* EXERCISE BRIEF: What lines of the data hold the string "Почему"? Pull each one out.

* SOURCE MATERIAL:
• • • •
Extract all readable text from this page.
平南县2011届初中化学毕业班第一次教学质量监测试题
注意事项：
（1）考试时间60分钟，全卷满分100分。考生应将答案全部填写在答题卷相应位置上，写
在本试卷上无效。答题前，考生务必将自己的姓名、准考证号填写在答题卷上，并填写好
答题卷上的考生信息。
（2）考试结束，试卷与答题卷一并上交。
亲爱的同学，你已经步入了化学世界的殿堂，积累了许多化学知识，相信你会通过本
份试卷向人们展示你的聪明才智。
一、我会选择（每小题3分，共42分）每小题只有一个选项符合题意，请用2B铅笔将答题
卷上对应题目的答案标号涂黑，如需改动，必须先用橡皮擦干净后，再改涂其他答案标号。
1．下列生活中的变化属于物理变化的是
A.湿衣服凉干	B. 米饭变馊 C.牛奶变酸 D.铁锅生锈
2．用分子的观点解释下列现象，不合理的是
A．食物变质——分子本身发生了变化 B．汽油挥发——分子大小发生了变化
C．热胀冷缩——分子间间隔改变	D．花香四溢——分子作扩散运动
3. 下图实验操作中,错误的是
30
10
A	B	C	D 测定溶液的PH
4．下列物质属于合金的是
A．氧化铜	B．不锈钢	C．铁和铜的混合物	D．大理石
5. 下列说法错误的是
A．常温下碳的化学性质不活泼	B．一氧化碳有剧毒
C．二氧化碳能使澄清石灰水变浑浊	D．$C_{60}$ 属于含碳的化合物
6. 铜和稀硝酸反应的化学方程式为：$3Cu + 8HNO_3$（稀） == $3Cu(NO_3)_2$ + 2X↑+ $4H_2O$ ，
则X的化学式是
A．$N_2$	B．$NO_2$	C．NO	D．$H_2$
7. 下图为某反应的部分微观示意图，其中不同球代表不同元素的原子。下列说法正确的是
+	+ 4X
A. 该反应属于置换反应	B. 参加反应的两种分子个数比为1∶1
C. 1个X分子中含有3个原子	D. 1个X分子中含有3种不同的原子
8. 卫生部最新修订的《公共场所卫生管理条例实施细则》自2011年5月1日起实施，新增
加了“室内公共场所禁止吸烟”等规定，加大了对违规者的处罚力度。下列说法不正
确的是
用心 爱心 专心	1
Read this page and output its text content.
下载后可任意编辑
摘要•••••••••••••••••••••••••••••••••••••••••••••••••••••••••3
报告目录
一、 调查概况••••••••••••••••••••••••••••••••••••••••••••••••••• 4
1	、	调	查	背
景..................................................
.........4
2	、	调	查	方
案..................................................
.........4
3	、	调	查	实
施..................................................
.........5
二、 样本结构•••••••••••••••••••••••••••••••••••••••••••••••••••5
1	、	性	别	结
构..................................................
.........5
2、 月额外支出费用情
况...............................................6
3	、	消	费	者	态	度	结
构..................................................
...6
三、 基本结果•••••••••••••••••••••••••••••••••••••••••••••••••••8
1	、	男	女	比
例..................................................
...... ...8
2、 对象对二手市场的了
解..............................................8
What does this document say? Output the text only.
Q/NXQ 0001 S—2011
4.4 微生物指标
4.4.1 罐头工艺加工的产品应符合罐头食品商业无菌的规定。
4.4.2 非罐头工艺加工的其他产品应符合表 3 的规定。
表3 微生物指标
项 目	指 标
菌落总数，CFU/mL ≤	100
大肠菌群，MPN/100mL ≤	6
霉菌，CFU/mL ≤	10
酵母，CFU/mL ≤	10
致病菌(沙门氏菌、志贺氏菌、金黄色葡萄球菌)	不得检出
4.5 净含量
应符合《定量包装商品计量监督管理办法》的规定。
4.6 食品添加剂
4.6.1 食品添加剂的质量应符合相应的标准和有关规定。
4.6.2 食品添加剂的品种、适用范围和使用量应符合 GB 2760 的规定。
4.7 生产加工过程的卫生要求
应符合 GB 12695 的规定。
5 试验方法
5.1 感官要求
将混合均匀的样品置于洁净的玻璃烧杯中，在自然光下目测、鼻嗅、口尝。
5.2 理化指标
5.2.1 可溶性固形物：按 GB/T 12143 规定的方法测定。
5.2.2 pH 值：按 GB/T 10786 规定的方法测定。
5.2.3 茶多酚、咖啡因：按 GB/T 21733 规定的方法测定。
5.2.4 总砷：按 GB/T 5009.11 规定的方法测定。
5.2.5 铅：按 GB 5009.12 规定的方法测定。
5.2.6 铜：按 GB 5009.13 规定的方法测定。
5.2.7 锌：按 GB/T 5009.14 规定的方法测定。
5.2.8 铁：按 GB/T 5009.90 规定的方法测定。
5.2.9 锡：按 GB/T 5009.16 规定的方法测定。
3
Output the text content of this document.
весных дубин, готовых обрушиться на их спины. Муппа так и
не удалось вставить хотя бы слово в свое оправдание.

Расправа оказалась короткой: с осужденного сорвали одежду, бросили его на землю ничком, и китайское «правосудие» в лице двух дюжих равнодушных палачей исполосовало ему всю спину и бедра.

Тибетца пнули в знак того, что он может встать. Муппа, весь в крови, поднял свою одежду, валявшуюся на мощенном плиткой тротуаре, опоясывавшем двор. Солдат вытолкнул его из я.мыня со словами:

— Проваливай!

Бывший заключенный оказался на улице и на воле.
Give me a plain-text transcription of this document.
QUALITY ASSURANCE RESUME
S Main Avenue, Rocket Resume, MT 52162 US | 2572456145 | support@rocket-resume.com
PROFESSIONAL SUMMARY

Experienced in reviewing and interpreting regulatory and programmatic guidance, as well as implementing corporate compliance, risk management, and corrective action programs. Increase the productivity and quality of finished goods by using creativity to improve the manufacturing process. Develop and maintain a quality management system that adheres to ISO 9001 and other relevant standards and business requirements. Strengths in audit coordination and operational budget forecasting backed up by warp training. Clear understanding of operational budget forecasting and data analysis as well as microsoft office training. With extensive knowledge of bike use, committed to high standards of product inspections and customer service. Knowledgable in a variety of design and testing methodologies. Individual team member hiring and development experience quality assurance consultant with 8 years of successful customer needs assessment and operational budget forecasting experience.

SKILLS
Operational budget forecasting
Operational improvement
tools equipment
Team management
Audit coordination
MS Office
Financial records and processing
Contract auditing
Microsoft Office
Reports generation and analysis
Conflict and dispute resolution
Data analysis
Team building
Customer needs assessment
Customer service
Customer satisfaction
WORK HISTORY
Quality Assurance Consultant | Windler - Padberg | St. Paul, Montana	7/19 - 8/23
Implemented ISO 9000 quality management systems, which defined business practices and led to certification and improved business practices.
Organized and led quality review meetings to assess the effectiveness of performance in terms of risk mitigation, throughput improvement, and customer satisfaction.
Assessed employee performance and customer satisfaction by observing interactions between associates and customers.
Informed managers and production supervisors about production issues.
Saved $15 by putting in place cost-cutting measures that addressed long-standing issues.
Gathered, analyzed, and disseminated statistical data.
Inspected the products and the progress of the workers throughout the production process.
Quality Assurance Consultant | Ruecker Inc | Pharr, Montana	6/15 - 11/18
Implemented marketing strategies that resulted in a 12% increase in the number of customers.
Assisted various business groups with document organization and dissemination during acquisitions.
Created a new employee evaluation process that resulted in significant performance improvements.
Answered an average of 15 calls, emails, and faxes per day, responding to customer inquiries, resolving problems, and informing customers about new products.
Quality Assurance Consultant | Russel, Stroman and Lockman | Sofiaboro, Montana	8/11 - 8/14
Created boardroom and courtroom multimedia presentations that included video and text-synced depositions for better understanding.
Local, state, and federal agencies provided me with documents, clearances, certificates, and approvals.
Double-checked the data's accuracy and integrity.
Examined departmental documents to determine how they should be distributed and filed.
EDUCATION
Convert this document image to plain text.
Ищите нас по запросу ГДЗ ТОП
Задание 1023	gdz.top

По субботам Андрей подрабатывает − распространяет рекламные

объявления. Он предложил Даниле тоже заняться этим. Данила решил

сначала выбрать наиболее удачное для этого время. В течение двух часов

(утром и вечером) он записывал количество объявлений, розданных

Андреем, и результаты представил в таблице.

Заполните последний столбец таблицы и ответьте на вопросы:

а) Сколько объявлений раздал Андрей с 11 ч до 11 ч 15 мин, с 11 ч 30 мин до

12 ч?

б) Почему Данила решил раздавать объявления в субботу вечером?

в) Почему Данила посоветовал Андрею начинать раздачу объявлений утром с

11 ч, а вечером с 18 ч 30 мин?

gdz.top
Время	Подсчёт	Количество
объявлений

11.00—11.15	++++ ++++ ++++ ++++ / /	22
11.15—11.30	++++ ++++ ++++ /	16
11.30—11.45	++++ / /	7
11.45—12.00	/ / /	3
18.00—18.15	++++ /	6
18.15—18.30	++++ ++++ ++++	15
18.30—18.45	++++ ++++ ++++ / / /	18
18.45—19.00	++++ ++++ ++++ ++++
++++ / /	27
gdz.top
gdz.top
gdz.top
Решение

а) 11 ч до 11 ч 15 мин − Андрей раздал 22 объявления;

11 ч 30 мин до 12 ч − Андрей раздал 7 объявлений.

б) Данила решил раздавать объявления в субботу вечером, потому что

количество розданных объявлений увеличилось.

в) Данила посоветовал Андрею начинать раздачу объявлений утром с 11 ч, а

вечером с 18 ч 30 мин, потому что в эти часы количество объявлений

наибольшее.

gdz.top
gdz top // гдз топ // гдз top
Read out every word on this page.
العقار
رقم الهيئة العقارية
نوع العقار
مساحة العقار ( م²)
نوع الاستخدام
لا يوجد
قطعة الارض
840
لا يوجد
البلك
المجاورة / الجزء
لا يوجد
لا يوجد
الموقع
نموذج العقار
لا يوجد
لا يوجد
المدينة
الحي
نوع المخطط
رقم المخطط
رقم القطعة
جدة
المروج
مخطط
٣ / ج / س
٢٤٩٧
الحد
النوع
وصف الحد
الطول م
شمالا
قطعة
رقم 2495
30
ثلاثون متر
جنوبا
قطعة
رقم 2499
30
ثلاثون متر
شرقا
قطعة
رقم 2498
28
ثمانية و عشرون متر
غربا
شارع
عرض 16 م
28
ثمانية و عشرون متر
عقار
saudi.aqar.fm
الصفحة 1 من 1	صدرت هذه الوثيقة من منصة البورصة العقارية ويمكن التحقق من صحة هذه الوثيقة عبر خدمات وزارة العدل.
• • • •
* TASK ANSWER:
б) Почему Данила решил раздавать объявления в субботу вечером?
в) Почему Данила посоветовал Андрею начинать раздачу объявлений утром с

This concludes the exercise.